| THE INPUT |
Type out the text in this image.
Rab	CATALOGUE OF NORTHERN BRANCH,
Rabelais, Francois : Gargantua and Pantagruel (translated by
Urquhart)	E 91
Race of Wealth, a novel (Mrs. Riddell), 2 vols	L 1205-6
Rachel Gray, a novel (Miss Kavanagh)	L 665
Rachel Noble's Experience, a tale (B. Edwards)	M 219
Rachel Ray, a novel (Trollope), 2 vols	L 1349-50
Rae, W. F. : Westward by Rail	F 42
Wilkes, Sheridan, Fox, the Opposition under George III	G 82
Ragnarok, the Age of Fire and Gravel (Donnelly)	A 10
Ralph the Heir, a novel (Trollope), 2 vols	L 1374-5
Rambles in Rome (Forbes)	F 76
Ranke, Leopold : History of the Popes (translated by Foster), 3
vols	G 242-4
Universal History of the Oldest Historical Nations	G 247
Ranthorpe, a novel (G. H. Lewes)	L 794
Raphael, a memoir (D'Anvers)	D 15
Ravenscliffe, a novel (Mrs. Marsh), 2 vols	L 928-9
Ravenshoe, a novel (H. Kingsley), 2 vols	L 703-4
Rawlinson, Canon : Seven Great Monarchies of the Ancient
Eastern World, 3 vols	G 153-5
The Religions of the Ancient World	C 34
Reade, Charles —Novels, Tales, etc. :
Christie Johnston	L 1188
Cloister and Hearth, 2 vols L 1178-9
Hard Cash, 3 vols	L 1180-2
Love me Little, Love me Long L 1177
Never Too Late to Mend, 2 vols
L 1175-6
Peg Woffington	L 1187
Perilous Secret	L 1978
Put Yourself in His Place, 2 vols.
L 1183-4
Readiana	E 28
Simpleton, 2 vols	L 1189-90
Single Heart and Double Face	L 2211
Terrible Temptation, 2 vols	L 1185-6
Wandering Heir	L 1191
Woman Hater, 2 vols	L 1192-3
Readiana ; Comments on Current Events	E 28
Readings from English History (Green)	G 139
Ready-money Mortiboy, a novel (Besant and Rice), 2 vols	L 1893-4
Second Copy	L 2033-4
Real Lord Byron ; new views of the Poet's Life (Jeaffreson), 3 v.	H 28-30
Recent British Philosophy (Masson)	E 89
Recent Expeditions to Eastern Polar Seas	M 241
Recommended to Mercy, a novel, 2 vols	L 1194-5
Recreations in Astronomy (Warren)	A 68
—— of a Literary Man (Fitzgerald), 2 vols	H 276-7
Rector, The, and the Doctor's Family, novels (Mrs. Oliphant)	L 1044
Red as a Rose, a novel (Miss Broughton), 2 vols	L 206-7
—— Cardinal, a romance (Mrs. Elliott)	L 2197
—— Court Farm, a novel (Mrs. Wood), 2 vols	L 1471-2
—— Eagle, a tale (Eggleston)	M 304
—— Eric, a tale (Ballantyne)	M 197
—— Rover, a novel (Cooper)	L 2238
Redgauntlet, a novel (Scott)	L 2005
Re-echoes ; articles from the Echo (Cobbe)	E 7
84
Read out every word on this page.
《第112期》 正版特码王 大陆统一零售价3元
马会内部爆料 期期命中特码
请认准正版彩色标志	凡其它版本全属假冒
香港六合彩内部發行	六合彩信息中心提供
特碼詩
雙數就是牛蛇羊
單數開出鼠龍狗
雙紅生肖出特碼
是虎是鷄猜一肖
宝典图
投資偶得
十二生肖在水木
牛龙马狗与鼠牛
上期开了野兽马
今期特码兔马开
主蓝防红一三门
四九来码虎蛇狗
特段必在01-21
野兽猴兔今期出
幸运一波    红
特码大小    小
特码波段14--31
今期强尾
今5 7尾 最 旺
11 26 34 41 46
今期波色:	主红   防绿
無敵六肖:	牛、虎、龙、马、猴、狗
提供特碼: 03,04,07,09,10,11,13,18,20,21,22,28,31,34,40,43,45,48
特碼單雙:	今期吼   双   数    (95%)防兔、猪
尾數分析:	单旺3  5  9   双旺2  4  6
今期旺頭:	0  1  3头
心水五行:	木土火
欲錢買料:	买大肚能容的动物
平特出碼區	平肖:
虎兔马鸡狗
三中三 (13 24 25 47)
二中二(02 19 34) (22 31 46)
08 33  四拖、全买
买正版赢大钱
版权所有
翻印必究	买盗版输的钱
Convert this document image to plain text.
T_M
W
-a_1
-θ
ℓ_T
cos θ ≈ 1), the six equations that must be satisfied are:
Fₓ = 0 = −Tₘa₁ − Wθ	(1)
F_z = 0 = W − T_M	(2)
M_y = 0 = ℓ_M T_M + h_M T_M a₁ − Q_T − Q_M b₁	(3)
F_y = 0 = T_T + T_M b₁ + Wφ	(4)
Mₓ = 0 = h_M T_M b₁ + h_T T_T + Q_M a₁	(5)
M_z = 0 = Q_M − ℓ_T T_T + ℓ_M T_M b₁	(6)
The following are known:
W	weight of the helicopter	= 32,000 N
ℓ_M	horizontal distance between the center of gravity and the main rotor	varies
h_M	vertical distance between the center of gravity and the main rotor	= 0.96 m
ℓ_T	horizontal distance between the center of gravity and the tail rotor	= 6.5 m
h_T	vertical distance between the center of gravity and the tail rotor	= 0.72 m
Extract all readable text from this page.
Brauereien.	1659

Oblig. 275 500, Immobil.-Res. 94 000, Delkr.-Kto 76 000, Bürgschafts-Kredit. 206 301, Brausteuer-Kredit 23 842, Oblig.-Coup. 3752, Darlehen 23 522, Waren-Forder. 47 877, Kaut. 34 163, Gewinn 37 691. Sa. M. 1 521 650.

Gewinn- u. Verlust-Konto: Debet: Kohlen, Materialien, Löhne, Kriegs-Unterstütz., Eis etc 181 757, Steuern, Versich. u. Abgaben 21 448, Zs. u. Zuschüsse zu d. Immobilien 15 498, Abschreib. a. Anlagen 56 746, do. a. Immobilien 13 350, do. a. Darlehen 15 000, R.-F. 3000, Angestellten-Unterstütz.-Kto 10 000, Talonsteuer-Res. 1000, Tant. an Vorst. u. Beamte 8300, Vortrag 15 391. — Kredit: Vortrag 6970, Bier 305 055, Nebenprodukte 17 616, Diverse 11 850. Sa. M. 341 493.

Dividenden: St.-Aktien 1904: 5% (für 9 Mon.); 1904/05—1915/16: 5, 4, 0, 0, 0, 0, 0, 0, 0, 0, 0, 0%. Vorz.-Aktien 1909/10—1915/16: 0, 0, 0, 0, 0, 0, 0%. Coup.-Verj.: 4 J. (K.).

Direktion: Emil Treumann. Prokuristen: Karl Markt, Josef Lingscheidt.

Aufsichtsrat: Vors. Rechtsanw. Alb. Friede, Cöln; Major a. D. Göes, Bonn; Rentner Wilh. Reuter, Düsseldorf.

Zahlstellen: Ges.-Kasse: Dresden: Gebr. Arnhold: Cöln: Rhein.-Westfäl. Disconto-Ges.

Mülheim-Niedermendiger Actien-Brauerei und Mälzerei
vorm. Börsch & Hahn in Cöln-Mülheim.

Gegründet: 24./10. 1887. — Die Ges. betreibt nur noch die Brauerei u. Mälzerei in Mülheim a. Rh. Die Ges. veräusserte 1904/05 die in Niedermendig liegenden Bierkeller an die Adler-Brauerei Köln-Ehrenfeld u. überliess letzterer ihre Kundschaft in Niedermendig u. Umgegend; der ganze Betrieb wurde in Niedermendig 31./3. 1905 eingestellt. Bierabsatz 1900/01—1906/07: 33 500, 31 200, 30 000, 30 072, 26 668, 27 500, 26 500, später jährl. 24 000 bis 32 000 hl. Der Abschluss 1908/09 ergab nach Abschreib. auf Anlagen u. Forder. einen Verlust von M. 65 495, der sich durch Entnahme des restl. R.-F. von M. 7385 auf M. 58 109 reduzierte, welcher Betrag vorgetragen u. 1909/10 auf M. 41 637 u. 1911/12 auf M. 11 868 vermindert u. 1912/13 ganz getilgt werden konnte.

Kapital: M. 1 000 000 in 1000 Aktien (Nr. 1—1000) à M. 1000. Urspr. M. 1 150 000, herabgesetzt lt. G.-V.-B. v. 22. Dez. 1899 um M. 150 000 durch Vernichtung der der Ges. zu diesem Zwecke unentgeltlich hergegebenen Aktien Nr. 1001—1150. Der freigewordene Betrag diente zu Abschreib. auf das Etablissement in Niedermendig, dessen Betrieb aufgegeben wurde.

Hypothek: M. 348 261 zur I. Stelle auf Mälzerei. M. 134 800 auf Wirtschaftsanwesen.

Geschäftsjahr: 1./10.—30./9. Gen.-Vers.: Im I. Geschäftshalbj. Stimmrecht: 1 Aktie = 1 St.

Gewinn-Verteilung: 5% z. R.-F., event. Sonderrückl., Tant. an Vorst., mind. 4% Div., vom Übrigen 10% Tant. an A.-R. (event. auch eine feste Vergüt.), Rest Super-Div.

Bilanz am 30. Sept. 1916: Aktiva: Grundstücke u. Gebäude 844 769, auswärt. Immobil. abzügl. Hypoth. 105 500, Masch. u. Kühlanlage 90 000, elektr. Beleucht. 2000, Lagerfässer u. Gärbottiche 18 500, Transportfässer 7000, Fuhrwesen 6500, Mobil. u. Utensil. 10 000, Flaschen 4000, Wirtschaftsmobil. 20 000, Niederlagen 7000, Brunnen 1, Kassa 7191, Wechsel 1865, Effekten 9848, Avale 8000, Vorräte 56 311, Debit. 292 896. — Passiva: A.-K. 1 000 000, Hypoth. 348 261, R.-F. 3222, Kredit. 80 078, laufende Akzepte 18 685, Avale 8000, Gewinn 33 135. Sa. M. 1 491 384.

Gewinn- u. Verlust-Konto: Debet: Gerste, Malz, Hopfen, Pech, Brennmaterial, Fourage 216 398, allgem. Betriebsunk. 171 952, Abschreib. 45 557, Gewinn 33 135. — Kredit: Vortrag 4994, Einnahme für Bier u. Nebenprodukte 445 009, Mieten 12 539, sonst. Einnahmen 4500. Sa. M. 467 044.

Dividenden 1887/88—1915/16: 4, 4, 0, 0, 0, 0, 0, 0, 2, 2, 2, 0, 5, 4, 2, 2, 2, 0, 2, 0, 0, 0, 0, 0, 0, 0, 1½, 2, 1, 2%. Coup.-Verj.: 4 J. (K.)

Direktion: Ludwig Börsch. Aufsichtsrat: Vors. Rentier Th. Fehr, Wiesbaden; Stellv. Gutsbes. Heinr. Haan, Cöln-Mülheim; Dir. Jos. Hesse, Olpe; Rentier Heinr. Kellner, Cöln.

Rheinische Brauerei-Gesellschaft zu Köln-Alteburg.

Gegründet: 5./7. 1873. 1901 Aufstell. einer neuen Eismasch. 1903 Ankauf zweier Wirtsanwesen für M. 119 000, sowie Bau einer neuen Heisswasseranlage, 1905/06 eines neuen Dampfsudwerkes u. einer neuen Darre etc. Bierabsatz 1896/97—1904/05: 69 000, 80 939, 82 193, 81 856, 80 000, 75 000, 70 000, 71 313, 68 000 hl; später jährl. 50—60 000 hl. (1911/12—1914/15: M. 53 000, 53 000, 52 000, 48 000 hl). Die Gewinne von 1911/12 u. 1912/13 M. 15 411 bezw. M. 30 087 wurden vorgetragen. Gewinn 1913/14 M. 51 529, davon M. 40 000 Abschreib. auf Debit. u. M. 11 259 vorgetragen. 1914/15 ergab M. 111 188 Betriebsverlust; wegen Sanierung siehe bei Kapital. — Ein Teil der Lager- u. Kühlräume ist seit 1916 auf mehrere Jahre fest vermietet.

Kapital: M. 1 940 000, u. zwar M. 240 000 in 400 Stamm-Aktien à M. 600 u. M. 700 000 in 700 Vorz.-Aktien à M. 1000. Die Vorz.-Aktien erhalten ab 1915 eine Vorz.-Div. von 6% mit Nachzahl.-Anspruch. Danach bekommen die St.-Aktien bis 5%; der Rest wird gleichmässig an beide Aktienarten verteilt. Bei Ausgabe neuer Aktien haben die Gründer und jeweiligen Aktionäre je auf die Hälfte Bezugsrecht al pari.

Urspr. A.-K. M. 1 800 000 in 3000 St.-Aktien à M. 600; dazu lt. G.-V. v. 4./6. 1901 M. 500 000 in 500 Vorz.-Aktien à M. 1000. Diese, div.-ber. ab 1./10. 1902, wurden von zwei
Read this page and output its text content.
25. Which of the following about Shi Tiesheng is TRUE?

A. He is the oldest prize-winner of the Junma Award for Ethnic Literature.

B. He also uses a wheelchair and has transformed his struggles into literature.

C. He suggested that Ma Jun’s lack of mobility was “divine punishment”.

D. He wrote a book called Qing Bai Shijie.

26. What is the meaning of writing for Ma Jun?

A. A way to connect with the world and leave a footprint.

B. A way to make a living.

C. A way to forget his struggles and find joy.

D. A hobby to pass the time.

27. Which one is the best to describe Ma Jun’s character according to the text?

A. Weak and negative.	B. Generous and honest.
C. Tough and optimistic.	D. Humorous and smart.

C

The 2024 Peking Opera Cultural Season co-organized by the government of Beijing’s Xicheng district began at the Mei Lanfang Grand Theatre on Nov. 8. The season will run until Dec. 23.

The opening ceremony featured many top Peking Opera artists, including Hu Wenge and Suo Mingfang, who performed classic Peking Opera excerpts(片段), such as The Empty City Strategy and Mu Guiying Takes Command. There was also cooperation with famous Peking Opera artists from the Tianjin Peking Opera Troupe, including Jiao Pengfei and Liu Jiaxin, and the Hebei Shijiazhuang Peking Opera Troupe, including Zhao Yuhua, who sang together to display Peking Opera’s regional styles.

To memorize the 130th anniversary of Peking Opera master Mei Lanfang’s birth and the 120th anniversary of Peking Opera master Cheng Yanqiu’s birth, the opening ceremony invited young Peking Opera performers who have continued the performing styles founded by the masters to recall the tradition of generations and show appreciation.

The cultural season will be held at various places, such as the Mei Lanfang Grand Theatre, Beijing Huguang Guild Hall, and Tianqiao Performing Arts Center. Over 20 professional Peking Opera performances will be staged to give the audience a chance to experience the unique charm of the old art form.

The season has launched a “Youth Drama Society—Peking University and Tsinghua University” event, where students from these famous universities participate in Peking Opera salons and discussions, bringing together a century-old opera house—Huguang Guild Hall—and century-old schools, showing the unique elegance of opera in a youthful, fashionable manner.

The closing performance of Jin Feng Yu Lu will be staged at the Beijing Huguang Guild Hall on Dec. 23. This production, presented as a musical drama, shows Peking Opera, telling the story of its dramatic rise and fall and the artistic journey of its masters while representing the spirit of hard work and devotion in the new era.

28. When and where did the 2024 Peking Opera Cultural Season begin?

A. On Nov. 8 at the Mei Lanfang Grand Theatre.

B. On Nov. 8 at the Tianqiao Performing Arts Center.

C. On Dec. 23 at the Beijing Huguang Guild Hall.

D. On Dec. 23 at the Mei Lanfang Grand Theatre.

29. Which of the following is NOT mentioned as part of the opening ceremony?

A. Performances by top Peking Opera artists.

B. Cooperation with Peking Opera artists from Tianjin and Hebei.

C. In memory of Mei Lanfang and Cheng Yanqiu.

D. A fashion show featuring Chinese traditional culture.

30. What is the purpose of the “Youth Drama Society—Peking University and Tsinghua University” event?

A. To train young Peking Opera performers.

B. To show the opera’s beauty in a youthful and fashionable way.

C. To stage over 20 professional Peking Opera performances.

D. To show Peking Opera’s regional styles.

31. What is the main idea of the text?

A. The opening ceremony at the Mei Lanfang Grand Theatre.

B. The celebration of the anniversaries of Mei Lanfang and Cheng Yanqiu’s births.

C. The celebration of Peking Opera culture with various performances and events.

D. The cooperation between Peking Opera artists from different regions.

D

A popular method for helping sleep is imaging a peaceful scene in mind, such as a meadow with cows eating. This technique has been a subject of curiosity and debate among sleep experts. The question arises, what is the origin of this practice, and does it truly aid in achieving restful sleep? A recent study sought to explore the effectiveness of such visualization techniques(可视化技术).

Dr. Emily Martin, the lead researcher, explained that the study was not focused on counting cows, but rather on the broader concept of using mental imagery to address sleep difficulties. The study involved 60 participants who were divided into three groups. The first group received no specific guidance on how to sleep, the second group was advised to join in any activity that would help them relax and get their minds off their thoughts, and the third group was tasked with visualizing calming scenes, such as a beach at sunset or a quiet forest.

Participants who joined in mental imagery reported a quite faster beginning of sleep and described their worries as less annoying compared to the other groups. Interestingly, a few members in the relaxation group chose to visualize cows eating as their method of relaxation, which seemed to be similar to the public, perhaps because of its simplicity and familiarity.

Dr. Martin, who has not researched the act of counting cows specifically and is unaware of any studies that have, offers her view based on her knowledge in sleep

| WHAT YOU NEED TO DO |
Above are the records. Identify each line that contains the word "main".

| WRITTEN ANSWER |
ℓ_M	horizontal distance between the center of gravity and the main rotor	varies
h_M	vertical distance between the center of gravity and the main rotor	= 0.96 m
31. What is the main idea of the text?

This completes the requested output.